Type out all the records word for word. Any pictures are to be left out.

_Records for processing_
<<<<

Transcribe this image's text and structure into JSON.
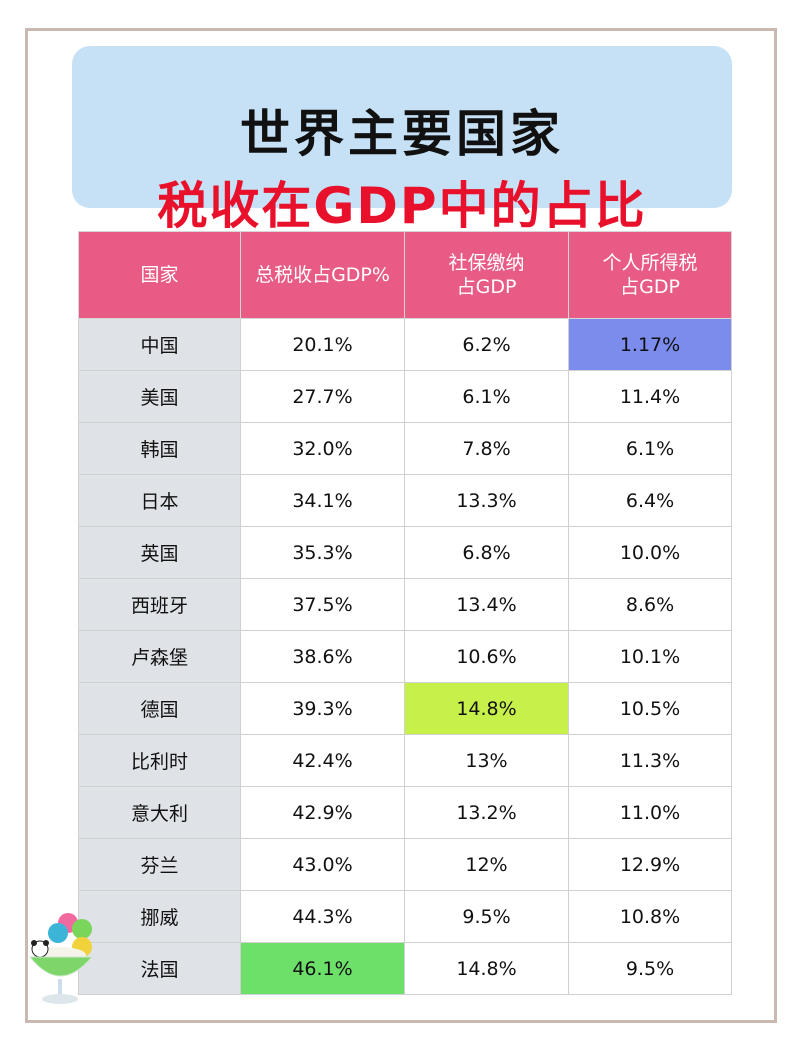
{
  "title": {
    "line1": "世界主要国家",
    "line2": "税收在GDP中的占比"
  },
  "colors": {
    "header": "#e85b85",
    "title_bg": "#c6e1f5",
    "title_accent": "#e8102a",
    "country_col": "#dfe3e8",
    "highlight_blue": "#7b8cec",
    "highlight_lime": "#c8f04a",
    "highlight_green": "#6de06a"
  },
  "chart_data": {
    "type": "table",
    "columns": [
      "国家",
      "总税收占GDP%",
      "社保缴纳\n占GDP",
      "个人所得税\n占GDP"
    ],
    "rows": [
      [
        "中国",
        "20.1%",
        "6.2%",
        "1.17%"
      ],
      [
        "美国",
        "27.7%",
        "6.1%",
        "11.4%"
      ],
      [
        "韩国",
        "32.0%",
        "7.8%",
        "6.1%"
      ],
      [
        "日本",
        "34.1%",
        "13.3%",
        "6.4%"
      ],
      [
        "英国",
        "35.3%",
        "6.8%",
        "10.0%"
      ],
      [
        "西班牙",
        "37.5%",
        "13.4%",
        "8.6%"
      ],
      [
        "卢森堡",
        "38.6%",
        "10.6%",
        "10.1%"
      ],
      [
        "德国",
        "39.3%",
        "14.8%",
        "10.5%"
      ],
      [
        "比利时",
        "42.4%",
        "13%",
        "11.3%"
      ],
      [
        "意大利",
        "42.9%",
        "13.2%",
        "11.0%"
      ],
      [
        "芬兰",
        "43.0%",
        "12%",
        "12.9%"
      ],
      [
        "挪威",
        "44.3%",
        "9.5%",
        "10.8%"
      ],
      [
        "法国",
        "46.1%",
        "14.8%",
        "9.5%"
      ]
    ],
    "highlights": [
      {
        "row": 0,
        "col": 3,
        "color": "#7b8cec"
      },
      {
        "row": 7,
        "col": 2,
        "color": "#c8f04a"
      },
      {
        "row": 12,
        "col": 1,
        "color": "#6de06a"
      }
    ]
  }
}
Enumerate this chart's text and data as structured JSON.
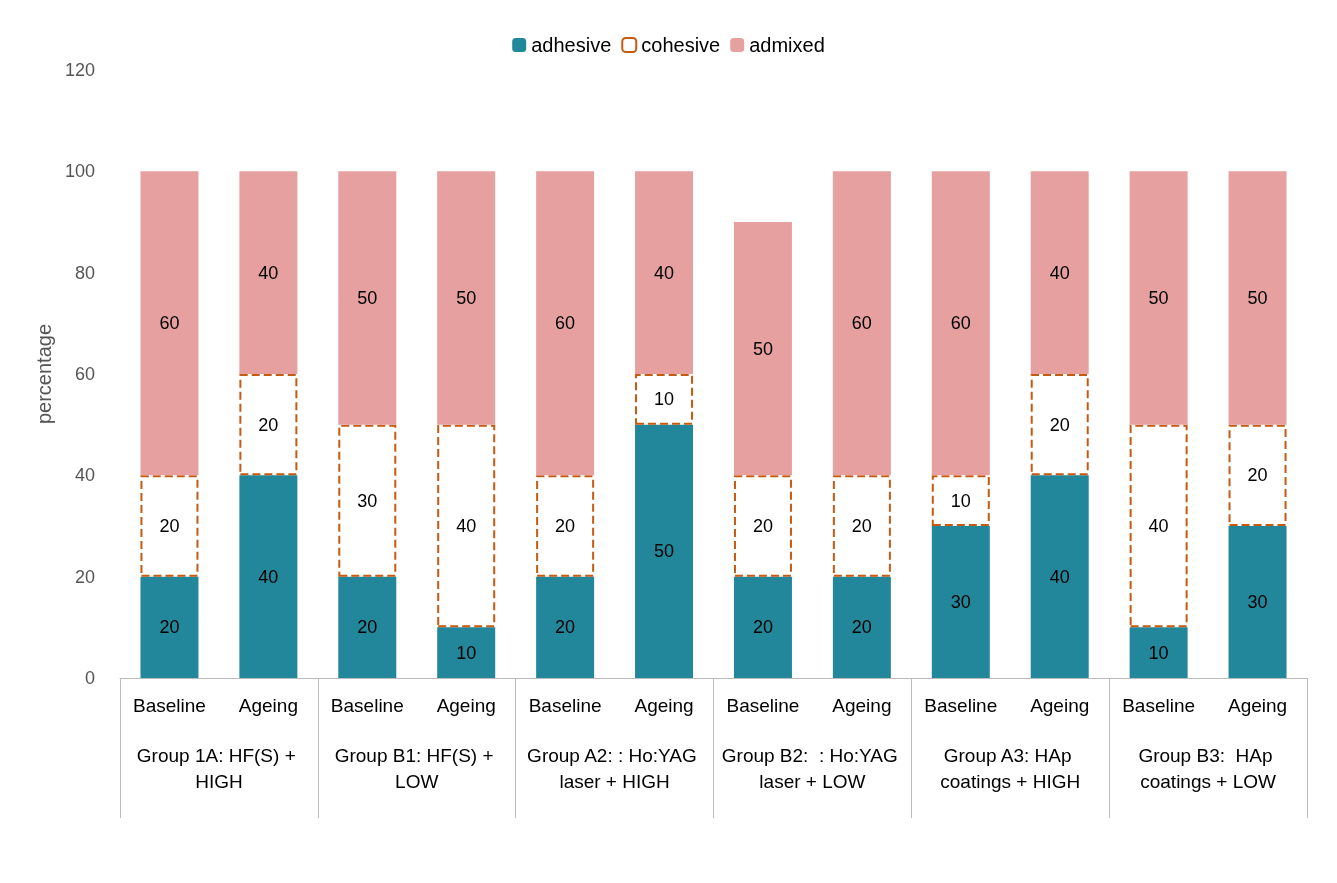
{
  "chart_data": {
    "type": "bar",
    "stacked": true,
    "ylabel": "percentage",
    "categories": [
      "Baseline",
      "Ageing",
      "Baseline",
      "Ageing",
      "Baseline",
      "Ageing",
      "Baseline",
      "Ageing",
      "Baseline",
      "Ageing",
      "Baseline",
      "Ageing"
    ],
    "annotations": [
      "Group 1A: HF(S) + HIGH",
      "Group B1: HF(S) + LOW",
      "Group A2: : Ho:YAG laser + HIGH",
      "Group B2:  : Ho:YAG laser + LOW",
      "Group A3: HAp coatings + HIGH",
      "Group B3:  HAp coatings + LOW"
    ],
    "series": [
      {
        "name": "adhesive",
        "color": "#23879b",
        "values": [
          20,
          40,
          20,
          10,
          20,
          50,
          20,
          20,
          30,
          40,
          10,
          30
        ]
      },
      {
        "name": "cohesive",
        "color": "#c55a11",
        "line_style": "dashed",
        "values": [
          20,
          20,
          30,
          40,
          20,
          10,
          20,
          20,
          10,
          20,
          40,
          20
        ]
      },
      {
        "name": "admixed",
        "color": "#e6a0a0",
        "values": [
          60,
          40,
          50,
          50,
          60,
          40,
          50,
          60,
          60,
          40,
          50,
          50
        ]
      }
    ],
    "data_labels": true,
    "ylim": [
      0,
      120
    ],
    "yticks": [
      0,
      20,
      40,
      60,
      80,
      100,
      120
    ],
    "grid": false,
    "legend": "top"
  }
}
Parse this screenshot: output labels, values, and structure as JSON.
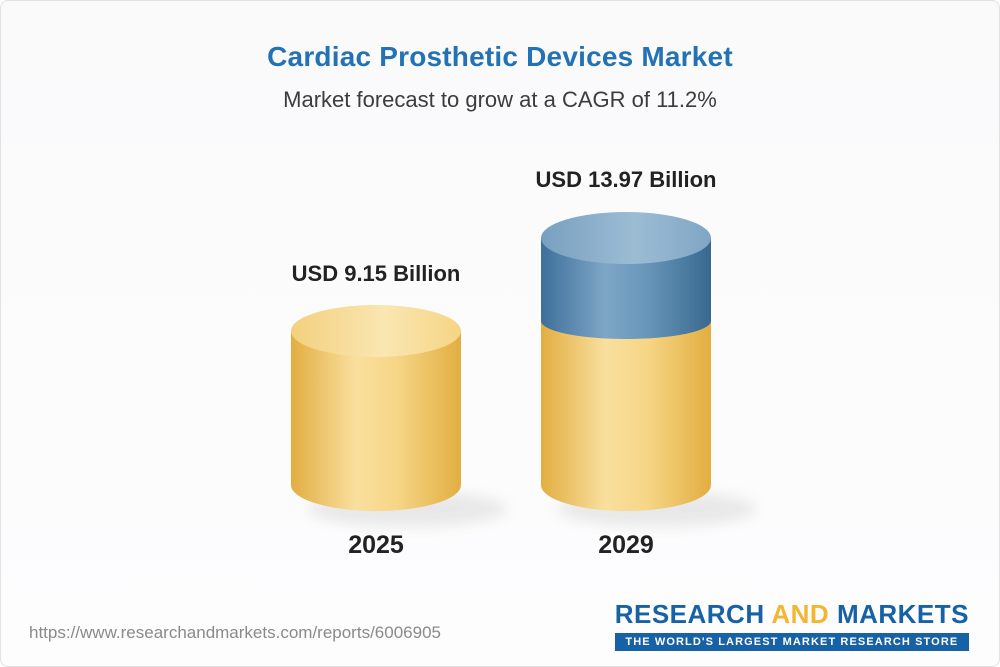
{
  "chart_data": {
    "type": "bar",
    "title": "Cardiac Prosthetic Devices Market",
    "subtitle": "Market forecast to grow at a CAGR of 11.2%",
    "cagr_percent": 11.2,
    "unit": "USD Billion",
    "categories": [
      "2025",
      "2029"
    ],
    "values": [
      9.15,
      13.97
    ],
    "value_labels": [
      "USD 9.15 Billion",
      "USD 13.97 Billion"
    ],
    "series": [
      {
        "name": "2025 market size",
        "value": 9.15,
        "color": "#f3cf7d"
      },
      {
        "name": "2029 forecast",
        "value": 13.97,
        "color": "#5b8cb2"
      }
    ],
    "legend_position": "none",
    "axes": "none",
    "style": "3d-cylinder-infographic"
  },
  "footer": {
    "report_url": "https://www.researchandmarkets.com/reports/6006905",
    "logo": {
      "part1": "RESEARCH ",
      "part2": "AND",
      "part3": " MARKETS",
      "tagline": "THE WORLD'S LARGEST MARKET RESEARCH STORE"
    }
  },
  "colors": {
    "title_blue": "#2372b5",
    "text_dark": "#222222",
    "bar_yellow": "#f3cf7d",
    "bar_blue": "#5b8cb2",
    "logo_blue": "#1761a6",
    "logo_gold": "#f2b632"
  }
}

>>>>

_Solution to the problem_
Transcribe this image's text and structure into JSON.
{
  "title": {
    "line1": "世界主要国家",
    "line2": "税收在GDP中的占比"
  },
  "colors": {
    "header": "#e85b85",
    "title_bg": "#c6e1f5",
    "title_accent": "#e8102a",
    "country_col": "#dfe3e8",
    "highlight_blue": "#7b8cec",
    "highlight_lime": "#c8f04a",
    "highlight_green": "#6de06a"
  },
  "chart_data": {
    "type": "table",
    "columns": [
      "国家",
      "总税收占GDP%",
      "社保缴纳\n占GDP",
      "个人所得税\n占GDP"
    ],
    "rows": [
      [
        "中国",
        "20.1%",
        "6.2%",
        "1.17%"
      ],
      [
        "美国",
        "27.7%",
        "6.1%",
        "11.4%"
      ],
      [
        "韩国",
        "32.0%",
        "7.8%",
        "6.1%"
      ],
      [
        "日本",
        "34.1%",
        "13.3%",
        "6.4%"
      ],
      [
        "英国",
        "35.3%",
        "6.8%",
        "10.0%"
      ],
      [
        "西班牙",
        "37.5%",
        "13.4%",
        "8.6%"
      ],
      [
        "卢森堡",
        "38.6%",
        "10.6%",
        "10.1%"
      ],
      [
        "德国",
        "39.3%",
        "14.8%",
        "10.5%"
      ],
      [
        "比利时",
        "42.4%",
        "13%",
        "11.3%"
      ],
      [
        "意大利",
        "42.9%",
        "13.2%",
        "11.0%"
      ],
      [
        "芬兰",
        "43.0%",
        "12%",
        "12.9%"
      ],
      [
        "挪威",
        "44.3%",
        "9.5%",
        "10.8%"
      ],
      [
        "法国",
        "46.1%",
        "14.8%",
        "9.5%"
      ]
    ],
    "highlights": [
      {
        "row": 0,
        "col": 3,
        "color": "#7b8cec"
      },
      {
        "row": 7,
        "col": 2,
        "color": "#c8f04a"
      },
      {
        "row": 12,
        "col": 1,
        "color": "#6de06a"
      }
    ]
  }
}
Enumerate this chart's text and data as structured JSON.
{
  "chart_data": {
    "type": "bar",
    "stacked": true,
    "ylabel": "percentage",
    "categories": [
      "Baseline",
      "Ageing",
      "Baseline",
      "Ageing",
      "Baseline",
      "Ageing",
      "Baseline",
      "Ageing",
      "Baseline",
      "Ageing",
      "Baseline",
      "Ageing"
    ],
    "annotations": [
      "Group 1A: HF(S) + HIGH",
      "Group B1: HF(S) + LOW",
      "Group A2: : Ho:YAG laser + HIGH",
      "Group B2:  : Ho:YAG laser + LOW",
      "Group A3: HAp coatings + HIGH",
      "Group B3:  HAp coatings + LOW"
    ],
    "series": [
      {
        "name": "adhesive",
        "color": "#23879b",
        "values": [
          20,
          40,
          20,
          10,
          20,
          50,
          20,
          20,
          30,
          40,
          10,
          30
        ]
      },
      {
        "name": "cohesive",
        "color": "#c55a11",
        "line_style": "dashed",
        "values": [
          20,
          20,
          30,
          40,
          20,
          10,
          20,
          20,
          10,
          20,
          40,
          20
        ]
      },
      {
        "name": "admixed",
        "color": "#e6a0a0",
        "values": [
          60,
          40,
          50,
          50,
          60,
          40,
          50,
          60,
          60,
          40,
          50,
          50
        ]
      }
    ],
    "data_labels": true,
    "ylim": [
      0,
      120
    ],
    "yticks": [
      0,
      20,
      40,
      60,
      80,
      100,
      120
    ],
    "grid": false,
    "legend": "top"
  }
}
Parse this screenshot: output labels, values, and structure as JSON.
{
  "chart_data": {
    "type": "bar",
    "title": "Cardiac Prosthetic Devices Market",
    "subtitle": "Market forecast to grow at a CAGR of 11.2%",
    "cagr_percent": 11.2,
    "unit": "USD Billion",
    "categories": [
      "2025",
      "2029"
    ],
    "values": [
      9.15,
      13.97
    ],
    "value_labels": [
      "USD 9.15 Billion",
      "USD 13.97 Billion"
    ],
    "series": [
      {
        "name": "2025 market size",
        "value": 9.15,
        "color": "#f3cf7d"
      },
      {
        "name": "2029 forecast",
        "value": 13.97,
        "color": "#5b8cb2"
      }
    ],
    "legend_position": "none",
    "axes": "none",
    "style": "3d-cylinder-infographic"
  },
  "footer": {
    "report_url": "https://www.researchandmarkets.com/reports/6006905",
    "logo": {
      "part1": "RESEARCH ",
      "part2": "AND",
      "part3": " MARKETS",
      "tagline": "THE WORLD'S LARGEST MARKET RESEARCH STORE"
    }
  },
  "colors": {
    "title_blue": "#2372b5",
    "text_dark": "#222222",
    "bar_yellow": "#f3cf7d",
    "bar_blue": "#5b8cb2",
    "logo_blue": "#1761a6",
    "logo_gold": "#f2b632"
  }
}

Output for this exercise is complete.